(The exercise) Reproduce each line exactly. Skip none.

-- begin Record list --

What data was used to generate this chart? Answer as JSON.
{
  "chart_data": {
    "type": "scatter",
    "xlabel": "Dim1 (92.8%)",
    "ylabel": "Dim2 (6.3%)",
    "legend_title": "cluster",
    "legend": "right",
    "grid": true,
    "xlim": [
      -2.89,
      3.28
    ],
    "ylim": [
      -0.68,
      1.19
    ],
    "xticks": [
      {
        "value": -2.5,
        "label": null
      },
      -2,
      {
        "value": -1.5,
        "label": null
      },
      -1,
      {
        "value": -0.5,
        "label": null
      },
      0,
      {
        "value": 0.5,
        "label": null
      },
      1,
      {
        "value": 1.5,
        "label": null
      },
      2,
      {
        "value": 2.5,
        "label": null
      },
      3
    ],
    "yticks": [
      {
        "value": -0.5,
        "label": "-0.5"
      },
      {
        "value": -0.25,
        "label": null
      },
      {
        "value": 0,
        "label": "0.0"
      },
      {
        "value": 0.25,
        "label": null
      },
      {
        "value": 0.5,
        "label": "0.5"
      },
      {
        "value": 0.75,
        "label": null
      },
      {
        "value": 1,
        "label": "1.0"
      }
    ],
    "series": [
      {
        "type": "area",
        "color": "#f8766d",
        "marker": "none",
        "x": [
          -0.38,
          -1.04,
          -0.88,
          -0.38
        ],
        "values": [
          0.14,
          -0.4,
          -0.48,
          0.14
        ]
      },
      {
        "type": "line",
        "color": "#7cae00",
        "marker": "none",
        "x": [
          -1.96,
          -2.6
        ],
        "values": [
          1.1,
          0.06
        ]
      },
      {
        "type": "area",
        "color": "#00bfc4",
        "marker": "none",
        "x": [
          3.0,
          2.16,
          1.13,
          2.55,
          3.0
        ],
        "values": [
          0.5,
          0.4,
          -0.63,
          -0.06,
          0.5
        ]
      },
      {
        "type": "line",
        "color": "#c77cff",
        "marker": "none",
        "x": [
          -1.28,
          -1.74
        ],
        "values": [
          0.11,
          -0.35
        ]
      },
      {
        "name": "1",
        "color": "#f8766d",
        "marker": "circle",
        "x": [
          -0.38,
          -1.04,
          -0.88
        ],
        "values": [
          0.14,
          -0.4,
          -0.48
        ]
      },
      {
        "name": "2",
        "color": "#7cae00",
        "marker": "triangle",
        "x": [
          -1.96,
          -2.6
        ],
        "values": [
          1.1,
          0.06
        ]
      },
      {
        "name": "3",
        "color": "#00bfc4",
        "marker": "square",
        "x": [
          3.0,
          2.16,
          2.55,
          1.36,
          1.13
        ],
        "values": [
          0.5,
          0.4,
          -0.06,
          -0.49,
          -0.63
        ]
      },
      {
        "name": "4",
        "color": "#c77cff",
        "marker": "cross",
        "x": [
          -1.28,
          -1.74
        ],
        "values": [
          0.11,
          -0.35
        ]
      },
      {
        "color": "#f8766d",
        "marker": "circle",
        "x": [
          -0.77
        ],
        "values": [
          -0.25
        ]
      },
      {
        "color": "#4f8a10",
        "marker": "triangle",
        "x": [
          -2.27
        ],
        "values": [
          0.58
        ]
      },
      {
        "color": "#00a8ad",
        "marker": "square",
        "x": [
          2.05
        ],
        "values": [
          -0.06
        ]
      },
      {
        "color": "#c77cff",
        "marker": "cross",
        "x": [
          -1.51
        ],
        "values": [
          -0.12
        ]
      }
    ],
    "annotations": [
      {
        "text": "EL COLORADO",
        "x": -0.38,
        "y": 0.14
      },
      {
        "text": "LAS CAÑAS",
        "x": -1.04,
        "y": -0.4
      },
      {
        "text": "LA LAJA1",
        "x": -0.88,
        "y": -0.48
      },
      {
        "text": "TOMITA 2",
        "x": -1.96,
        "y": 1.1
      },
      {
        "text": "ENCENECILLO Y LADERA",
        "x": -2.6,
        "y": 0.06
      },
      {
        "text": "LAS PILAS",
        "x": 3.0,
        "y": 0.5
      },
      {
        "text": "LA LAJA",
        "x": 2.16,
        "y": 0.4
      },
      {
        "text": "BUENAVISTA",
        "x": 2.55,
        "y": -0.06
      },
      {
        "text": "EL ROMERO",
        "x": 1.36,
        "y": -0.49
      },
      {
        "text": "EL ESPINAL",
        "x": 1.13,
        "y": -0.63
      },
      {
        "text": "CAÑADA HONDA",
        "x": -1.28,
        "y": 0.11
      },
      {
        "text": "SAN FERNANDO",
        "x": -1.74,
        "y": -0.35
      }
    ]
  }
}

-- end Record list --

(Result)
What data was used to generate this chart? Answer as JSON.
{
  "chart_data": {
    "type": "scatter",
    "xlabel": "Dim1 (92.8%)",
    "ylabel": "Dim2 (6.3%)",
    "legend_title": "cluster",
    "legend": "right",
    "grid": true,
    "xlim": [
      -2.89,
      3.28
    ],
    "ylim": [
      -0.68,
      1.19
    ],
    "xticks": [
      {
        "value": -2.5,
        "label": null
      },
      -2,
      {
        "value": -1.5,
        "label": null
      },
      -1,
      {
        "value": -0.5,
        "label": null
      },
      0,
      {
        "value": 0.5,
        "label": null
      },
      1,
      {
        "value": 1.5,
        "label": null
      },
      2,
      {
        "value": 2.5,
        "label": null
      },
      3
    ],
    "yticks": [
      {
        "value": -0.5,
        "label": "-0.5"
      },
      {
        "value": -0.25,
        "label": null
      },
      {
        "value": 0,
        "label": "0.0"
      },
      {
        "value": 0.25,
        "label": null
      },
      {
        "value": 0.5,
        "label": "0.5"
      },
      {
        "value": 0.75,
        "label": null
      },
      {
        "value": 1,
        "label": "1.0"
      }
    ],
    "series": [
      {
        "type": "area",
        "color": "#f8766d",
        "marker": "none",
        "x": [
          -0.38,
          -1.04,
          -0.88,
          -0.38
        ],
        "values": [
          0.14,
          -0.4,
          -0.48,
          0.14
        ]
      },
      {
        "type": "line",
        "color": "#7cae00",
        "marker": "none",
        "x": [
          -1.96,
          -2.6
        ],
        "values": [
          1.1,
          0.06
        ]
      },
      {
        "type": "area",
        "color": "#00bfc4",
        "marker": "none",
        "x": [
          3.0,
          2.16,
          1.13,
          2.55,
          3.0
        ],
        "values": [
          0.5,
          0.4,
          -0.63,
          -0.06,
          0.5
        ]
      },
      {
        "type": "line",
        "color": "#c77cff",
        "marker": "none",
        "x": [
          -1.28,
          -1.74
        ],
        "values": [
          0.11,
          -0.35
        ]
      },
      {
        "name": "1",
        "color": "#f8766d",
        "marker": "circle",
        "x": [
          -0.38,
          -1.04,
          -0.88
        ],
        "values": [
          0.14,
          -0.4,
          -0.48
        ]
      },
      {
        "name": "2",
        "color": "#7cae00",
        "marker": "triangle",
        "x": [
          -1.96,
          -2.6
        ],
        "values": [
          1.1,
          0.06
        ]
      },
      {
        "name": "3",
        "color": "#00bfc4",
        "marker": "square",
        "x": [
          3.0,
          2.16,
          2.55,
          1.36,
          1.13
        ],
        "values": [
          0.5,
          0.4,
          -0.06,
          -0.49,
          -0.63
        ]
      },
      {
        "name": "4",
        "color": "#c77cff",
        "marker": "cross",
        "x": [
          -1.28,
          -1.74
        ],
        "values": [
          0.11,
          -0.35
        ]
      },
      {
        "color": "#f8766d",
        "marker": "circle",
        "x": [
          -0.77
        ],
        "values": [
          -0.25
        ]
      },
      {
        "color": "#4f8a10",
        "marker": "triangle",
        "x": [
          -2.27
        ],
        "values": [
          0.58
        ]
      },
      {
        "color": "#00a8ad",
        "marker": "square",
        "x": [
          2.05
        ],
        "values": [
          -0.06
        ]
      },
      {
        "color": "#c77cff",
        "marker": "cross",
        "x": [
          -1.51
        ],
        "values": [
          -0.12
        ]
      }
    ],
    "annotations": [
      {
        "text": "EL COLORADO",
        "x": -0.38,
        "y": 0.14
      },
      {
        "text": "LAS CAÑAS",
        "x": -1.04,
        "y": -0.4
      },
      {
        "text": "LA LAJA1",
        "x": -0.88,
        "y": -0.48
      },
      {
        "text": "TOMITA 2",
        "x": -1.96,
        "y": 1.1
      },
      {
        "text": "ENCENECILLO Y LADERA",
        "x": -2.6,
        "y": 0.06
      },
      {
        "text": "LAS PILAS",
        "x": 3.0,
        "y": 0.5
      },
      {
        "text": "LA LAJA",
        "x": 2.16,
        "y": 0.4
      },
      {
        "text": "BUENAVISTA",
        "x": 2.55,
        "y": -0.06
      },
      {
        "text": "EL ROMERO",
        "x": 1.36,
        "y": -0.49
      },
      {
        "text": "EL ESPINAL",
        "x": 1.13,
        "y": -0.63
      },
      {
        "text": "CAÑADA HONDA",
        "x": -1.28,
        "y": 0.11
      },
      {
        "text": "SAN FERNANDO",
        "x": -1.74,
        "y": -0.35
      }
    ]
  }
}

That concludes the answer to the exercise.